[begin RECORD LIST]
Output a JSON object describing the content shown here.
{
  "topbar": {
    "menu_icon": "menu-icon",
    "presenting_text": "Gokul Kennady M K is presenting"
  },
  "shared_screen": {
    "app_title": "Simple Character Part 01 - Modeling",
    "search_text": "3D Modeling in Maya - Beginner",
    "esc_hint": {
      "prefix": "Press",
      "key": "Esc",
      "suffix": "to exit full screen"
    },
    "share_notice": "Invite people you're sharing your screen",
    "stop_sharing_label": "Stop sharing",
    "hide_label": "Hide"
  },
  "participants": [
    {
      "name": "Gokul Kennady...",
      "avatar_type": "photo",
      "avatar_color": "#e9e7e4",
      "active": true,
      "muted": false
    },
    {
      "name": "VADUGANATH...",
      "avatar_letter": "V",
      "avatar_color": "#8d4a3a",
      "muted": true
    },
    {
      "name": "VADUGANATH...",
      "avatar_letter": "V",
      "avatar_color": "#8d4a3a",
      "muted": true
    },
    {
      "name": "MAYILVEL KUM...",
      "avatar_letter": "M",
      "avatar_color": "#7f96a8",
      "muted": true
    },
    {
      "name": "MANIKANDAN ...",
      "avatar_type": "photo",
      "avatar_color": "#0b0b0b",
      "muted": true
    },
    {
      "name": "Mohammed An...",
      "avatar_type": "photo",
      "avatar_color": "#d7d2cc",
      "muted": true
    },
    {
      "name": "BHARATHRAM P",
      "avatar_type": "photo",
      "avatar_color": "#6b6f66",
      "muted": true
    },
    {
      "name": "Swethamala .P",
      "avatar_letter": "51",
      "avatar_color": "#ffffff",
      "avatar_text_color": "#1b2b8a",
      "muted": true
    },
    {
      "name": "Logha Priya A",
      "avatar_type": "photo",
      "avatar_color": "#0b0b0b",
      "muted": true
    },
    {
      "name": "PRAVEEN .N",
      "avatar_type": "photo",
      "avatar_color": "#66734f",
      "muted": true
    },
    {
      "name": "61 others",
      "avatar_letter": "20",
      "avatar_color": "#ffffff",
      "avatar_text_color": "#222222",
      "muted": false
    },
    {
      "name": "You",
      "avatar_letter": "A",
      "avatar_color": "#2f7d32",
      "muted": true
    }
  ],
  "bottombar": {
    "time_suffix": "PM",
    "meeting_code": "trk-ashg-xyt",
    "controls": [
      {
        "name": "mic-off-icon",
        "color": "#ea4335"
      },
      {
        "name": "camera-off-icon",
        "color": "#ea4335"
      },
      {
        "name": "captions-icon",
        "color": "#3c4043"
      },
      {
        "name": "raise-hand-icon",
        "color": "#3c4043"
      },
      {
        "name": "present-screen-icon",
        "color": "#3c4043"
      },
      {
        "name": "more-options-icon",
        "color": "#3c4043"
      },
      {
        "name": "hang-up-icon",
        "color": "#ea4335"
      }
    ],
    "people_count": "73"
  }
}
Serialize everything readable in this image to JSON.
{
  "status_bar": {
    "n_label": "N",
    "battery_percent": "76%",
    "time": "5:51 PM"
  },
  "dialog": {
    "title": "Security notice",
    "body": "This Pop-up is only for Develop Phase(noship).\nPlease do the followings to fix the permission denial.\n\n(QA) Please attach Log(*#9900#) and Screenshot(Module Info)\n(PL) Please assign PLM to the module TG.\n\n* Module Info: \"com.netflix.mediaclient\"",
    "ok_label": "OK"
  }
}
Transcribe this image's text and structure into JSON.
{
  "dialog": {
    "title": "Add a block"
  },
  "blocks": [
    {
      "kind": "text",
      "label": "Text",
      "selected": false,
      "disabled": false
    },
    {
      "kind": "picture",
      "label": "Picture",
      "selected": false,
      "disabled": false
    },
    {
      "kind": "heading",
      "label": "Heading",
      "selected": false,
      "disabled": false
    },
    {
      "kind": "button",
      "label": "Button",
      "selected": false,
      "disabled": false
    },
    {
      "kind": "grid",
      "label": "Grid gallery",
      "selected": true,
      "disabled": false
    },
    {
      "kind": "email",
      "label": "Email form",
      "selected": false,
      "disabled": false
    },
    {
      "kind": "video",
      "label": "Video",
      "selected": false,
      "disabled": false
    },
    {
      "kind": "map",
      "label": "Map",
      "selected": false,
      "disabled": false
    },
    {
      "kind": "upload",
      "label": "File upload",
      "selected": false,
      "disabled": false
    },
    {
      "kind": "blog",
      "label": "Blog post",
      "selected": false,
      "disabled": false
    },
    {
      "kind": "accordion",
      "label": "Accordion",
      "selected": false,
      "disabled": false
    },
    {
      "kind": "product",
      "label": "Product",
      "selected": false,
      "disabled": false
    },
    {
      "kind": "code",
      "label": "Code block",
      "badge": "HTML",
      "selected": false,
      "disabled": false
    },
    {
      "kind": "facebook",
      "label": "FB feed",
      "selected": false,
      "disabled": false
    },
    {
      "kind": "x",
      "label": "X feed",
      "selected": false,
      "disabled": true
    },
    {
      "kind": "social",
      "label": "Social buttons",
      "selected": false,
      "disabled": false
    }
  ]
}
[end RECORD LIST]
[EXERCISE OBJECTIVE]
Set down the listing in full, keeping every word exactly as it is.

[TASK RESULT]
Output a JSON object describing the content shown here.
{
  "topbar": {
    "menu_icon": "menu-icon",
    "presenting_text": "Gokul Kennady M K is presenting"
  },
  "shared_screen": {
    "app_title": "Simple Character Part 01 - Modeling",
    "search_text": "3D Modeling in Maya - Beginner",
    "esc_hint": {
      "prefix": "Press",
      "key": "Esc",
      "suffix": "to exit full screen"
    },
    "share_notice": "Invite people you're sharing your screen",
    "stop_sharing_label": "Stop sharing",
    "hide_label": "Hide"
  },
  "participants": [
    {
      "name": "Gokul Kennady...",
      "avatar_type": "photo",
      "avatar_color": "#e9e7e4",
      "active": true,
      "muted": false
    },
    {
      "name": "VADUGANATH...",
      "avatar_letter": "V",
      "avatar_color": "#8d4a3a",
      "muted": true
    },
    {
      "name": "VADUGANATH...",
      "avatar_letter": "V",
      "avatar_color": "#8d4a3a",
      "muted": true
    },
    {
      "name": "MAYILVEL KUM...",
      "avatar_letter": "M",
      "avatar_color": "#7f96a8",
      "muted": true
    },
    {
      "name": "MANIKANDAN ...",
      "avatar_type": "photo",
      "avatar_color": "#0b0b0b",
      "muted": true
    },
    {
      "name": "Mohammed An...",
      "avatar_type": "photo",
      "avatar_color": "#d7d2cc",
      "muted": true
    },
    {
      "name": "BHARATHRAM P",
      "avatar_type": "photo",
      "avatar_color": "#6b6f66",
      "muted": true
    },
    {
      "name": "Swethamala .P",
      "avatar_letter": "51",
      "avatar_color": "#ffffff",
      "avatar_text_color": "#1b2b8a",
      "muted": true
    },
    {
      "name": "Logha Priya A",
      "avatar_type": "photo",
      "avatar_color": "#0b0b0b",
      "muted": true
    },
    {
      "name": "PRAVEEN .N",
      "avatar_type": "photo",
      "avatar_color": "#66734f",
      "muted": true
    },
    {
      "name": "61 others",
      "avatar_letter": "20",
      "avatar_color": "#ffffff",
      "avatar_text_color": "#222222",
      "muted": false
    },
    {
      "name": "You",
      "avatar_letter": "A",
      "avatar_color": "#2f7d32",
      "muted": true
    }
  ],
  "bottombar": {
    "time_suffix": "PM",
    "meeting_code": "trk-ashg-xyt",
    "controls": [
      {
        "name": "mic-off-icon",
        "color": "#ea4335"
      },
      {
        "name": "camera-off-icon",
        "color": "#ea4335"
      },
      {
        "name": "captions-icon",
        "color": "#3c4043"
      },
      {
        "name": "raise-hand-icon",
        "color": "#3c4043"
      },
      {
        "name": "present-screen-icon",
        "color": "#3c4043"
      },
      {
        "name": "more-options-icon",
        "color": "#3c4043"
      },
      {
        "name": "hang-up-icon",
        "color": "#ea4335"
      }
    ],
    "people_count": "73"
  }
}
Serialize everything readable in this image to JSON.
{
  "status_bar": {
    "n_label": "N",
    "battery_percent": "76%",
    "time": "5:51 PM"
  },
  "dialog": {
    "title": "Security notice",
    "body": "This Pop-up is only for Develop Phase(noship).\nPlease do the followings to fix the permission denial.\n\n(QA) Please attach Log(*#9900#) and Screenshot(Module Info)\n(PL) Please assign PLM to the module TG.\n\n* Module Info: \"com.netflix.mediaclient\"",
    "ok_label": "OK"
  }
}
Transcribe this image's text and structure into JSON.
{
  "dialog": {
    "title": "Add a block"
  },
  "blocks": [
    {
      "kind": "text",
      "label": "Text",
      "selected": false,
      "disabled": false
    },
    {
      "kind": "picture",
      "label": "Picture",
      "selected": false,
      "disabled": false
    },
    {
      "kind": "heading",
      "label": "Heading",
      "selected": false,
      "disabled": false
    },
    {
      "kind": "button",
      "label": "Button",
      "selected": false,
      "disabled": false
    },
    {
      "kind": "grid",
      "label": "Grid gallery",
      "selected": true,
      "disabled": false
    },
    {
      "kind": "email",
      "label": "Email form",
      "selected": false,
      "disabled": false
    },
    {
      "kind": "video",
      "label": "Video",
      "selected": false,
      "disabled": false
    },
    {
      "kind": "map",
      "label": "Map",
      "selected": false,
      "disabled": false
    },
    {
      "kind": "upload",
      "label": "File upload",
      "selected": false,
      "disabled": false
    },
    {
      "kind": "blog",
      "label": "Blog post",
      "selected": false,
      "disabled": false
    },
    {
      "kind": "accordion",
      "label": "Accordion",
      "selected": false,
      "disabled": false
    },
    {
      "kind": "product",
      "label": "Product",
      "selected": false,
      "disabled": false
    },
    {
      "kind": "code",
      "label": "Code block",
      "badge": "HTML",
      "selected": false,
      "disabled": false
    },
    {
      "kind": "facebook",
      "label": "FB feed",
      "selected": false,
      "disabled": false
    },
    {
      "kind": "x",
      "label": "X feed",
      "selected": false,
      "disabled": true
    },
    {
      "kind": "social",
      "label": "Social buttons",
      "selected": false,
      "disabled": false
    }
  ]
}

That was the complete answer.